Dataset rows

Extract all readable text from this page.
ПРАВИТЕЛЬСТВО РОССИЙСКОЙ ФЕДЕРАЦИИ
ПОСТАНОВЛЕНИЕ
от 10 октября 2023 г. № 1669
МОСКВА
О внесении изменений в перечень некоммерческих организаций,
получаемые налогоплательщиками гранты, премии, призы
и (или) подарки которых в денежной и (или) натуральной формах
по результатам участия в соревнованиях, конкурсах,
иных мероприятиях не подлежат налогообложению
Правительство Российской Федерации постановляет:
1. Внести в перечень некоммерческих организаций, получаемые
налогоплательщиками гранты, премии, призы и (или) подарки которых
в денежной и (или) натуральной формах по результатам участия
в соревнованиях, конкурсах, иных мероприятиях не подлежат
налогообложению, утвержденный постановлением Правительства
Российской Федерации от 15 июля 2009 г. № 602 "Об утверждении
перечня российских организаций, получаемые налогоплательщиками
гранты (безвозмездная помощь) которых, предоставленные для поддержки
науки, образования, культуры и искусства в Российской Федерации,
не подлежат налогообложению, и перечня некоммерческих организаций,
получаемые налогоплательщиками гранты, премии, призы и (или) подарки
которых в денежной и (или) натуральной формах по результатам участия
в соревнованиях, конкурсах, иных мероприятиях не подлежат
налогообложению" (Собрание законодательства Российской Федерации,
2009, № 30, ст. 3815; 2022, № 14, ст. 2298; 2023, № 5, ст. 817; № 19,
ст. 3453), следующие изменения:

◆ **EXERCISE BRIEF**:
From the preceding material, extract every line exactly.

◆ **RESULT FOR THIS EXERCISE**:
Extract all readable text from this page.
ПРАВИТЕЛЬСТВО РОССИЙСКОЙ ФЕДЕРАЦИИ
ПОСТАНОВЛЕНИЕ
от 10 октября 2023 г. № 1669
МОСКВА
О внесении изменений в перечень некоммерческих организаций,
получаемые налогоплательщиками гранты, премии, призы
и (или) подарки которых в денежной и (или) натуральной формах
по результатам участия в соревнованиях, конкурсах,
иных мероприятиях не подлежат налогообложению
Правительство Российской Федерации постановляет:
1. Внести в перечень некоммерческих организаций, получаемые
налогоплательщиками гранты, премии, призы и (или) подарки которых
в денежной и (или) натуральной формах по результатам участия
в соревнованиях, конкурсах, иных мероприятиях не подлежат
налогообложению, утвержденный постановлением Правительства
Российской Федерации от 15 июля 2009 г. № 602 "Об утверждении
перечня российских организаций, получаемые налогоплательщиками
гранты (безвозмездная помощь) которых, предоставленные для поддержки
науки, образования, культуры и искусства в Российской Федерации,
не подлежат налогообложению, и перечня некоммерческих организаций,
получаемые налогоплательщиками гранты, премии, призы и (или) подарки
которых в денежной и (или) натуральной формах по результатам участия
в соревнованиях, конкурсах, иных мероприятиях не подлежат
налогообложению" (Собрание законодательства Российской Федерации,
2009, № 30, ст. 3815; 2022, № 14, ст. 2298; 2023, № 5, ст. 817; № 19,
ст. 3453), следующие изменения:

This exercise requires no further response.